*Description of the task*:
Determine which lines contain the word "viability", then copy those lines.

Recorded data:
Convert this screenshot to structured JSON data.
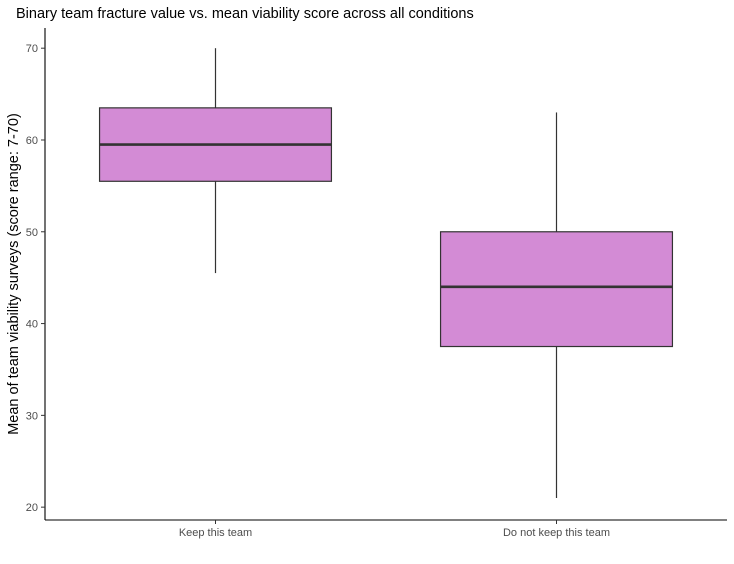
{
  "chart_data": {
    "type": "boxplot",
    "title": "Binary team fracture value vs. mean viability score across all conditions",
    "xlabel": "",
    "ylabel": "Mean of team viability surveys (score range: 7-70)",
    "ylim": [
      18.6,
      72.2
    ],
    "yticks": [
      20,
      30,
      40,
      50,
      60,
      70
    ],
    "grid": false,
    "legend": "none",
    "fill_color": "#d38bd5",
    "line_color": "#333333",
    "categories": [
      "Keep this team",
      "Do not keep this team"
    ],
    "boxes": [
      {
        "category": "Keep this team",
        "min": 45.5,
        "q1": 55.5,
        "median": 59.5,
        "q3": 63.5,
        "max": 70
      },
      {
        "category": "Do not keep this team",
        "min": 21,
        "q1": 37.5,
        "median": 44,
        "q3": 50,
        "max": 63
      }
    ]
  }
}
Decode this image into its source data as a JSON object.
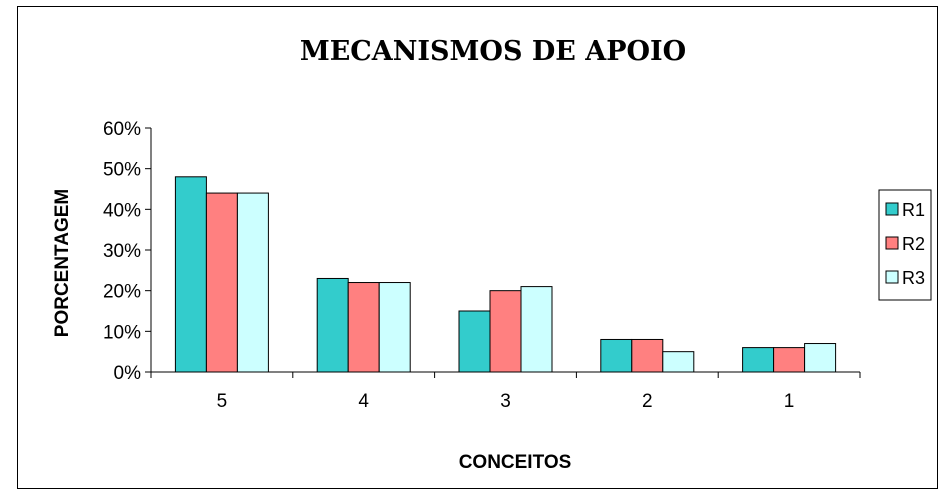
{
  "chart_data": {
    "type": "bar",
    "title": "MECANISMOS DE APOIO",
    "xlabel": "CONCEITOS",
    "ylabel": "PORCENTAGEM",
    "categories": [
      "5",
      "4",
      "3",
      "2",
      "1"
    ],
    "series": [
      {
        "name": "R1",
        "color": "#33CCCC",
        "values": [
          48,
          23,
          15,
          8,
          6
        ]
      },
      {
        "name": "R2",
        "color": "#FF8080",
        "values": [
          44,
          22,
          20,
          8,
          6
        ]
      },
      {
        "name": "R3",
        "color": "#CCFFFF",
        "values": [
          44,
          22,
          21,
          5,
          7
        ]
      }
    ],
    "ylim": [
      0,
      60
    ],
    "yticks": [
      "0%",
      "10%",
      "20%",
      "30%",
      "40%",
      "50%",
      "60%"
    ],
    "grid": false,
    "legend_position": "right"
  }
}
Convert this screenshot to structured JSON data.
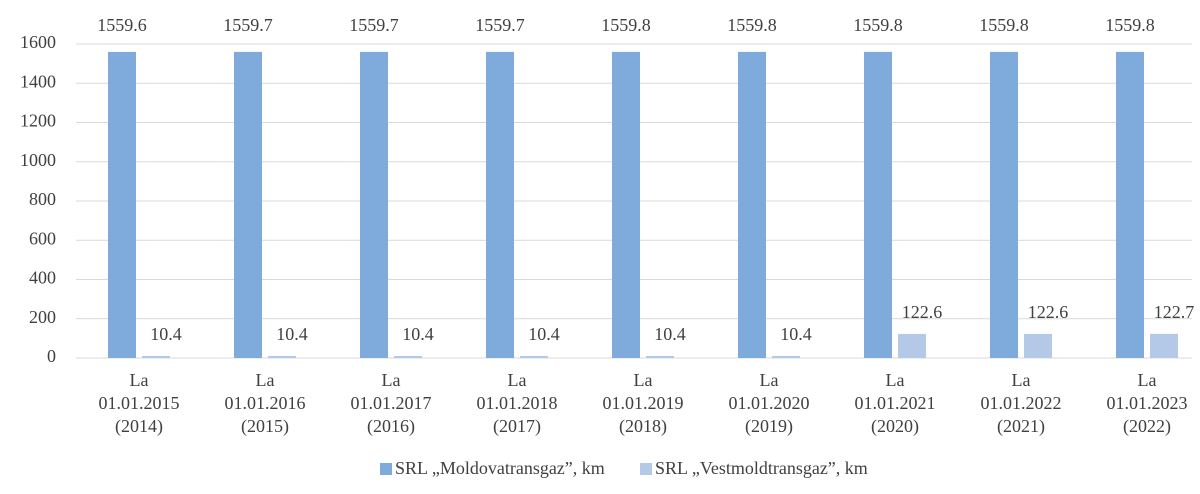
{
  "chart_data": {
    "type": "bar",
    "categories": [
      [
        "La",
        "01.01.2015",
        "(2014)"
      ],
      [
        "La",
        "01.01.2016",
        "(2015)"
      ],
      [
        "La",
        "01.01.2017",
        "(2016)"
      ],
      [
        "La",
        "01.01.2018",
        "(2017)"
      ],
      [
        "La",
        "01.01.2019",
        "(2018)"
      ],
      [
        "La",
        "01.01.2020",
        "(2019)"
      ],
      [
        "La",
        "01.01.2021",
        "(2020)"
      ],
      [
        "La",
        "01.01.2022",
        "(2021)"
      ],
      [
        "La",
        "01.01.2023",
        "(2022)"
      ]
    ],
    "series": [
      {
        "name": "SRL „Moldovatransgaz”, km",
        "color": "#7eaadc",
        "values": [
          1559.6,
          1559.7,
          1559.7,
          1559.7,
          1559.8,
          1559.8,
          1559.8,
          1559.8,
          1559.8
        ]
      },
      {
        "name": "SRL „Vestmoldtransgaz”, km",
        "color": "#b4c8e8",
        "values": [
          10.4,
          10.4,
          10.4,
          10.4,
          10.4,
          10.4,
          122.6,
          122.6,
          122.7
        ]
      }
    ],
    "ylim": [
      0,
      1600
    ],
    "yticks": [
      0,
      200,
      400,
      600,
      800,
      1000,
      1200,
      1400,
      1600
    ],
    "grid": true,
    "legend": "bottom"
  }
}
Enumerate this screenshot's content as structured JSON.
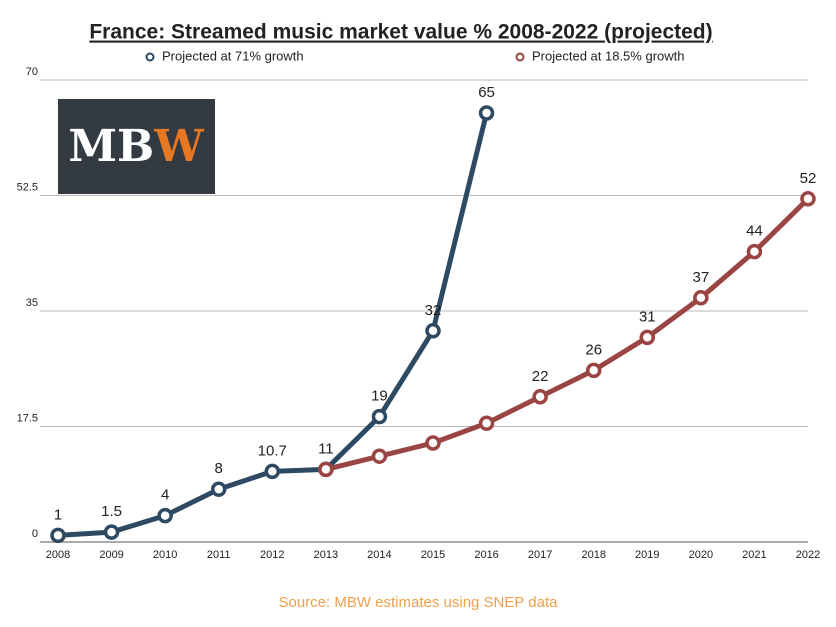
{
  "chart_data": {
    "type": "line",
    "title": "France: Streamed music market value % 2008-2022 (projected)",
    "logo": "MBW",
    "source": "Source: MBW estimates using SNEP data",
    "categories": [
      "2008",
      "2009",
      "2010",
      "2011",
      "2012",
      "2013",
      "2014",
      "2015",
      "2016",
      "2017",
      "2018",
      "2019",
      "2020",
      "2021",
      "2022"
    ],
    "series": [
      {
        "name": "Projected at 71% growth",
        "color": "#2e4a62",
        "values": [
          1,
          1.5,
          4,
          8,
          10.7,
          11,
          19,
          32,
          65,
          null,
          null,
          null,
          null,
          null,
          null
        ]
      },
      {
        "name": "Projected at 18.5% growth",
        "color": "#9a4444",
        "values": [
          null,
          null,
          null,
          null,
          null,
          11,
          13,
          15,
          18,
          22,
          26,
          31,
          37,
          44,
          52
        ]
      }
    ],
    "ylim": [
      0,
      70
    ],
    "yticks": [
      0,
      17.5,
      35,
      52.5,
      70
    ],
    "grid": true
  }
}
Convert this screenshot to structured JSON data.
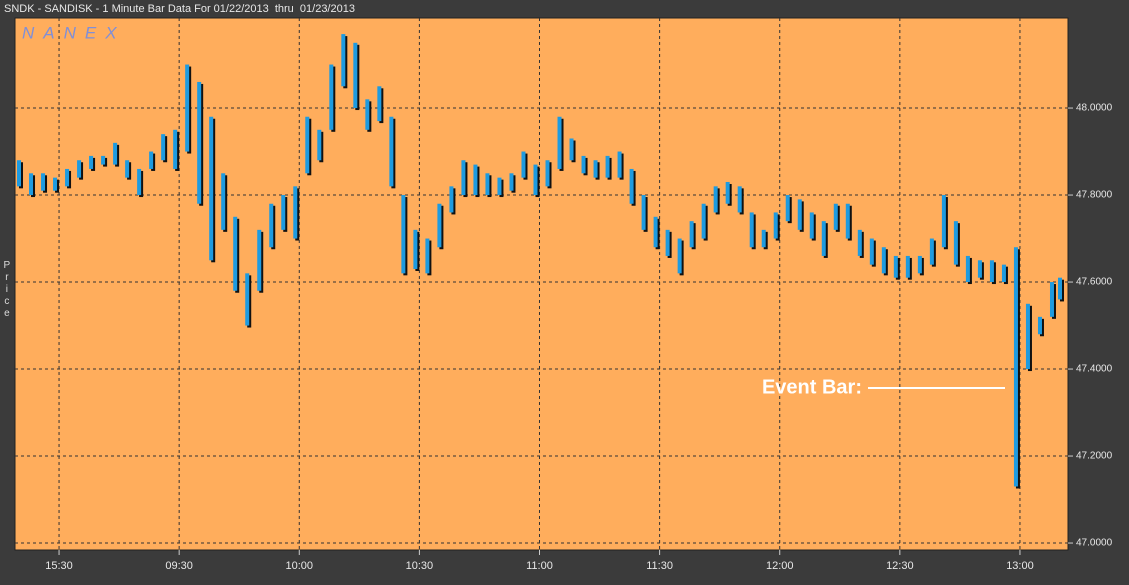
{
  "chart_data": {
    "type": "range-bar",
    "title": "SNDK - SANDISK - 1 Minute Bar Data For 01/22/2013  thru  01/23/2013",
    "watermark": "NANEX",
    "y_label": "Price",
    "annotation": "Event Bar:",
    "color": "#1e9be0",
    "background": "#ffad5c",
    "grid": true,
    "xlim": [
      -11,
      252
    ],
    "xticks": [
      {
        "value": 0,
        "label": "15:30"
      },
      {
        "value": 30,
        "label": "09:30"
      },
      {
        "value": 60,
        "label": "10:00"
      },
      {
        "value": 90,
        "label": "10:30"
      },
      {
        "value": 120,
        "label": "11:00"
      },
      {
        "value": 150,
        "label": "11:30"
      },
      {
        "value": 180,
        "label": "12:00"
      },
      {
        "value": 210,
        "label": "12:30"
      },
      {
        "value": 240,
        "label": "13:00"
      }
    ],
    "ylim": [
      46.984,
      48.207
    ],
    "yticks": [
      {
        "value": 47.0,
        "label": "47.0000"
      },
      {
        "value": 47.2,
        "label": "47.2000"
      },
      {
        "value": 47.4,
        "label": "47.4000"
      },
      {
        "value": 47.6,
        "label": "47.6000"
      },
      {
        "value": 47.8,
        "label": "47.8000"
      },
      {
        "value": 48.0,
        "label": "48.0000"
      }
    ],
    "x": [
      -10,
      -7,
      -4,
      -1,
      2,
      5,
      8,
      11,
      14,
      17,
      20,
      23,
      26,
      29,
      32,
      35,
      38,
      41,
      44,
      47,
      50,
      53,
      56,
      59,
      62,
      65,
      68,
      71,
      74,
      77,
      80,
      83,
      86,
      89,
      92,
      95,
      98,
      101,
      104,
      107,
      110,
      113,
      116,
      119,
      122,
      125,
      128,
      131,
      134,
      137,
      140,
      143,
      146,
      149,
      152,
      155,
      158,
      161,
      164,
      167,
      170,
      173,
      176,
      179,
      182,
      185,
      188,
      191,
      194,
      197,
      200,
      203,
      206,
      209,
      212,
      215,
      218,
      221,
      224,
      227,
      230,
      233,
      236,
      239,
      242,
      245,
      248,
      250
    ],
    "high": [
      47.88,
      47.85,
      47.85,
      47.84,
      47.86,
      47.88,
      47.89,
      47.89,
      47.92,
      47.88,
      47.86,
      47.9,
      47.94,
      47.95,
      48.1,
      48.06,
      47.98,
      47.85,
      47.75,
      47.62,
      47.72,
      47.78,
      47.8,
      47.82,
      47.98,
      47.95,
      48.1,
      48.17,
      48.15,
      48.02,
      48.05,
      47.98,
      47.8,
      47.72,
      47.7,
      47.78,
      47.82,
      47.88,
      47.87,
      47.85,
      47.84,
      47.85,
      47.9,
      47.87,
      47.88,
      47.98,
      47.93,
      47.89,
      47.88,
      47.89,
      47.9,
      47.86,
      47.8,
      47.75,
      47.72,
      47.7,
      47.74,
      47.78,
      47.82,
      47.83,
      47.82,
      47.76,
      47.72,
      47.76,
      47.8,
      47.79,
      47.76,
      47.74,
      47.78,
      47.78,
      47.72,
      47.7,
      47.68,
      47.66,
      47.66,
      47.66,
      47.7,
      47.8,
      47.74,
      47.66,
      47.65,
      47.65,
      47.64,
      47.68,
      47.55,
      47.52,
      47.6,
      47.61
    ],
    "low": [
      47.82,
      47.8,
      47.81,
      47.81,
      47.82,
      47.84,
      47.86,
      47.87,
      47.87,
      47.84,
      47.8,
      47.86,
      47.88,
      47.86,
      47.9,
      47.78,
      47.65,
      47.72,
      47.58,
      47.5,
      47.58,
      47.68,
      47.72,
      47.7,
      47.85,
      47.88,
      47.95,
      48.05,
      48.0,
      47.95,
      47.97,
      47.82,
      47.62,
      47.63,
      47.62,
      47.68,
      47.76,
      47.8,
      47.8,
      47.8,
      47.8,
      47.81,
      47.84,
      47.8,
      47.82,
      47.86,
      47.88,
      47.85,
      47.84,
      47.84,
      47.84,
      47.78,
      47.72,
      47.68,
      47.66,
      47.62,
      47.68,
      47.7,
      47.76,
      47.78,
      47.76,
      47.68,
      47.68,
      47.7,
      47.74,
      47.72,
      47.7,
      47.66,
      47.72,
      47.7,
      47.66,
      47.64,
      47.62,
      47.61,
      47.61,
      47.62,
      47.64,
      47.68,
      47.64,
      47.6,
      47.61,
      47.6,
      47.6,
      47.13,
      47.4,
      47.48,
      47.52,
      47.56
    ]
  }
}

*Worked answer*:
    "title": "Binary team fracture value vs. mean viability score across all conditions",
    "ylabel": "Mean of team viability surveys (score range: 7-70)",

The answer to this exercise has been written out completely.